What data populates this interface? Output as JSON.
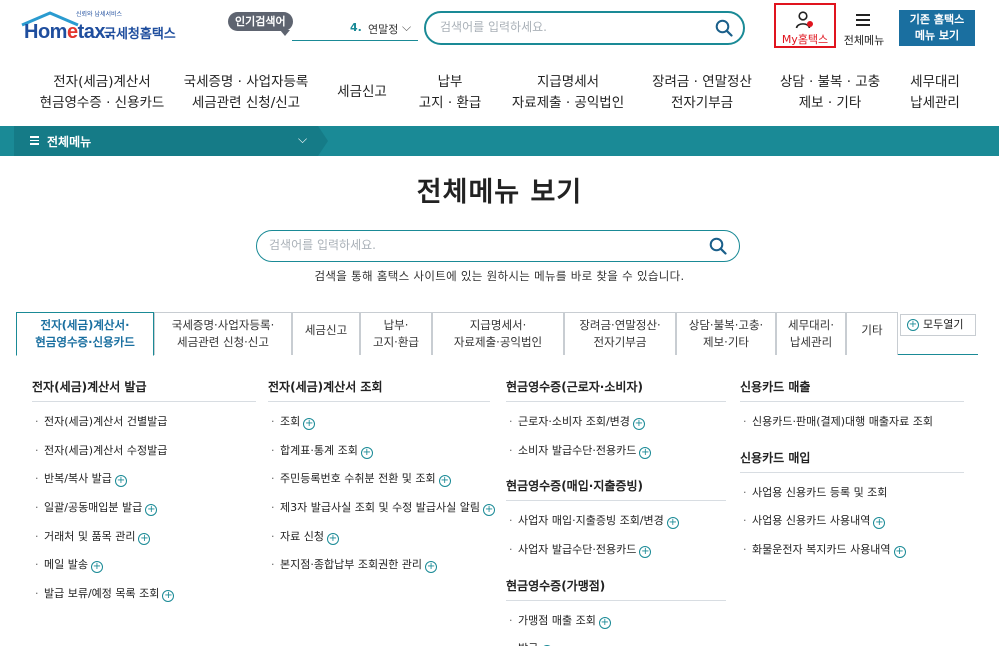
{
  "header": {
    "logo_brand_a": "Hom",
    "logo_brand_e": "e",
    "logo_brand_b": "tax.",
    "logo_tagline": "신뢰와 납세서비스",
    "logo_org": "국세청홈택스",
    "popular_badge": "인기검색어",
    "popular_rank": "4.",
    "popular_keyword": "연말정산",
    "search_placeholder": "검색어를 입력하세요.",
    "my_hometax": "My홈택스",
    "all_menu": "전체메뉴",
    "legacy_line1": "기존 홈택스",
    "legacy_line2": "메뉴 보기"
  },
  "gnb": [
    "전자(세금)계산서\n현금영수증 · 신용카드",
    "국세증명 · 사업자등록\n세금관련 신청/신고",
    "세금신고",
    "납부\n고지 · 환급",
    "지급명세서\n자료제출 · 공익법인",
    "장려금 · 연말정산\n전자기부금",
    "상담 · 불복 · 고충\n제보 · 기타",
    "세무대리\n납세관리"
  ],
  "location": {
    "label": "전체메뉴"
  },
  "page_title": "전체메뉴 보기",
  "main_search": {
    "placeholder": "검색어를 입력하세요.",
    "hint": "검색을 통해 홈택스 사이트에 있는 원하시는 메뉴를 바로 찾을 수 있습니다."
  },
  "tabs": [
    "전자(세금)계산서·\n현금영수증·신용카드",
    "국세증명·사업자등록·\n세금관련 신청·신고",
    "세금신고",
    "납부·\n고지·환급",
    "지급명세서·\n자료제출·공익법인",
    "장려금·연말정산·\n전자기부금",
    "상담·불복·고충·\n제보·기타",
    "세무대리·\n납세관리",
    "기타"
  ],
  "expand_all": "모두열기",
  "columns": [
    {
      "sections": [
        {
          "title": "전자(세금)계산서 발급",
          "items": [
            {
              "label": "전자(세금)계산서 건별발급",
              "plus": false
            },
            {
              "label": "전자(세금)계산서 수정발급",
              "plus": false
            },
            {
              "label": "반복/복사 발급",
              "plus": true
            },
            {
              "label": "일괄/공동매입분 발급",
              "plus": true
            },
            {
              "label": "거래처 및 품목 관리",
              "plus": true
            },
            {
              "label": "메일 발송",
              "plus": true
            },
            {
              "label": "발급 보류/예정 목록 조회",
              "plus": true
            }
          ]
        }
      ]
    },
    {
      "sections": [
        {
          "title": "전자(세금)계산서 조회",
          "items": [
            {
              "label": "조회",
              "plus": true
            },
            {
              "label": "합계표·통계 조회",
              "plus": true
            },
            {
              "label": "주민등록번호 수취분 전환 및 조회",
              "plus": true
            },
            {
              "label": "제3자 발급사실 조회 및 수정 발급사실 알림",
              "plus": true
            },
            {
              "label": "자료 신청",
              "plus": true
            },
            {
              "label": "본지점·종합납부 조회권한 관리",
              "plus": true
            }
          ]
        }
      ]
    },
    {
      "sections": [
        {
          "title": "현금영수증(근로자·소비자)",
          "items": [
            {
              "label": "근로자·소비자 조회/변경",
              "plus": true
            },
            {
              "label": "소비자 발급수단·전용카드",
              "plus": true
            }
          ]
        },
        {
          "title": "현금영수증(매입·지출증빙)",
          "items": [
            {
              "label": "사업자 매입·지출증빙 조회/변경",
              "plus": true
            },
            {
              "label": "사업자 발급수단·전용카드",
              "plus": true
            }
          ]
        },
        {
          "title": "현금영수증(가맹점)",
          "items": [
            {
              "label": "가맹점 매출 조회",
              "plus": true
            },
            {
              "label": "발급",
              "plus": true
            }
          ]
        }
      ]
    },
    {
      "sections": [
        {
          "title": "신용카드 매출",
          "items": [
            {
              "label": "신용카드·판매(결제)대행 매출자료 조회",
              "plus": false
            }
          ]
        },
        {
          "title": "신용카드 매입",
          "items": [
            {
              "label": "사업용 신용카드 등록 및 조회",
              "plus": false
            },
            {
              "label": "사업용 신용카드 사용내역",
              "plus": true
            },
            {
              "label": "화물운전자 복지카드 사용내역",
              "plus": true
            }
          ]
        }
      ]
    }
  ],
  "colors": {
    "teal": "#1a8a96",
    "red": "#e0141e",
    "blue": "#1a6fa0"
  }
}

⁂

AIM OF THE TASK ▸
Print out the whole of the material word for word, without pictures.

TASK OUTPUT ▸
What data populates this interface? Output as JSON.
{
  "header": {
    "logo_brand_a": "Hom",
    "logo_brand_e": "e",
    "logo_brand_b": "tax.",
    "logo_tagline": "신뢰와 납세서비스",
    "logo_org": "국세청홈택스",
    "popular_badge": "인기검색어",
    "popular_rank": "4.",
    "popular_keyword": "연말정산",
    "search_placeholder": "검색어를 입력하세요.",
    "my_hometax": "My홈택스",
    "all_menu": "전체메뉴",
    "legacy_line1": "기존 홈택스",
    "legacy_line2": "메뉴 보기"
  },
  "gnb": [
    "전자(세금)계산서\n현금영수증 · 신용카드",
    "국세증명 · 사업자등록\n세금관련 신청/신고",
    "세금신고",
    "납부\n고지 · 환급",
    "지급명세서\n자료제출 · 공익법인",
    "장려금 · 연말정산\n전자기부금",
    "상담 · 불복 · 고충\n제보 · 기타",
    "세무대리\n납세관리"
  ],
  "location": {
    "label": "전체메뉴"
  },
  "page_title": "전체메뉴 보기",
  "main_search": {
    "placeholder": "검색어를 입력하세요.",
    "hint": "검색을 통해 홈택스 사이트에 있는 원하시는 메뉴를 바로 찾을 수 있습니다."
  },
  "tabs": [
    "전자(세금)계산서·\n현금영수증·신용카드",
    "국세증명·사업자등록·\n세금관련 신청·신고",
    "세금신고",
    "납부·\n고지·환급",
    "지급명세서·\n자료제출·공익법인",
    "장려금·연말정산·\n전자기부금",
    "상담·불복·고충·\n제보·기타",
    "세무대리·\n납세관리",
    "기타"
  ],
  "expand_all": "모두열기",
  "columns": [
    {
      "sections": [
        {
          "title": "전자(세금)계산서 발급",
          "items": [
            {
              "label": "전자(세금)계산서 건별발급",
              "plus": false
            },
            {
              "label": "전자(세금)계산서 수정발급",
              "plus": false
            },
            {
              "label": "반복/복사 발급",
              "plus": true
            },
            {
              "label": "일괄/공동매입분 발급",
              "plus": true
            },
            {
              "label": "거래처 및 품목 관리",
              "plus": true
            },
            {
              "label": "메일 발송",
              "plus": true
            },
            {
              "label": "발급 보류/예정 목록 조회",
              "plus": true
            }
          ]
        }
      ]
    },
    {
      "sections": [
        {
          "title": "전자(세금)계산서 조회",
          "items": [
            {
              "label": "조회",
              "plus": true
            },
            {
              "label": "합계표·통계 조회",
              "plus": true
            },
            {
              "label": "주민등록번호 수취분 전환 및 조회",
              "plus": true
            },
            {
              "label": "제3자 발급사실 조회 및 수정 발급사실 알림",
              "plus": true
            },
            {
              "label": "자료 신청",
              "plus": true
            },
            {
              "label": "본지점·종합납부 조회권한 관리",
              "plus": true
            }
          ]
        }
      ]
    },
    {
      "sections": [
        {
          "title": "현금영수증(근로자·소비자)",
          "items": [
            {
              "label": "근로자·소비자 조회/변경",
              "plus": true
            },
            {
              "label": "소비자 발급수단·전용카드",
              "plus": true
            }
          ]
        },
        {
          "title": "현금영수증(매입·지출증빙)",
          "items": [
            {
              "label": "사업자 매입·지출증빙 조회/변경",
              "plus": true
            },
            {
              "label": "사업자 발급수단·전용카드",
              "plus": true
            }
          ]
        },
        {
          "title": "현금영수증(가맹점)",
          "items": [
            {
              "label": "가맹점 매출 조회",
              "plus": true
            },
            {
              "label": "발급",
              "plus": true
            }
          ]
        }
      ]
    },
    {
      "sections": [
        {
          "title": "신용카드 매출",
          "items": [
            {
              "label": "신용카드·판매(결제)대행 매출자료 조회",
              "plus": false
            }
          ]
        },
        {
          "title": "신용카드 매입",
          "items": [
            {
              "label": "사업용 신용카드 등록 및 조회",
              "plus": false
            },
            {
              "label": "사업용 신용카드 사용내역",
              "plus": true
            },
            {
              "label": "화물운전자 복지카드 사용내역",
              "plus": true
            }
          ]
        }
      ]
    }
  ],
  "colors": {
    "teal": "#1a8a96",
    "red": "#e0141e",
    "blue": "#1a6fa0"
  }
}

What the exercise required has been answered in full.